• GIVEN PROBLEM
Copy every entry precisely.

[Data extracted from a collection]
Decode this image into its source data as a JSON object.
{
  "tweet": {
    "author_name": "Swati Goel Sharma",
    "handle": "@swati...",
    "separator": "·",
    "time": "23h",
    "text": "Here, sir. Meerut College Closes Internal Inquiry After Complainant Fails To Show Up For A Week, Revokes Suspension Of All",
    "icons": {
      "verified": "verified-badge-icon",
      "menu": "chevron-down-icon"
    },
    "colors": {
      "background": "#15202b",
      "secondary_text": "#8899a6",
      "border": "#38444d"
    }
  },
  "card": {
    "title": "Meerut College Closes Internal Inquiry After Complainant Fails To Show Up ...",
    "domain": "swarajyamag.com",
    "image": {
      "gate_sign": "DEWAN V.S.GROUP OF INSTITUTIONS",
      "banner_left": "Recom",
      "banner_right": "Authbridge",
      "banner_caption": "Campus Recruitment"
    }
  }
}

• REPLY TO THE EXERCISE
Decode this image into its source data as a JSON object.
{
  "tweet": {
    "author_name": "Swati Goel Sharma",
    "handle": "@swati...",
    "separator": "·",
    "time": "23h",
    "text": "Here, sir. Meerut College Closes Internal Inquiry After Complainant Fails To Show Up For A Week, Revokes Suspension Of All",
    "icons": {
      "verified": "verified-badge-icon",
      "menu": "chevron-down-icon"
    },
    "colors": {
      "background": "#15202b",
      "secondary_text": "#8899a6",
      "border": "#38444d"
    }
  },
  "card": {
    "title": "Meerut College Closes Internal Inquiry After Complainant Fails To Show Up ...",
    "domain": "swarajyamag.com",
    "image": {
      "gate_sign": "DEWAN V.S.GROUP OF INSTITUTIONS",
      "banner_left": "Recom",
      "banner_right": "Authbridge",
      "banner_caption": "Campus Recruitment"
    }
  }
}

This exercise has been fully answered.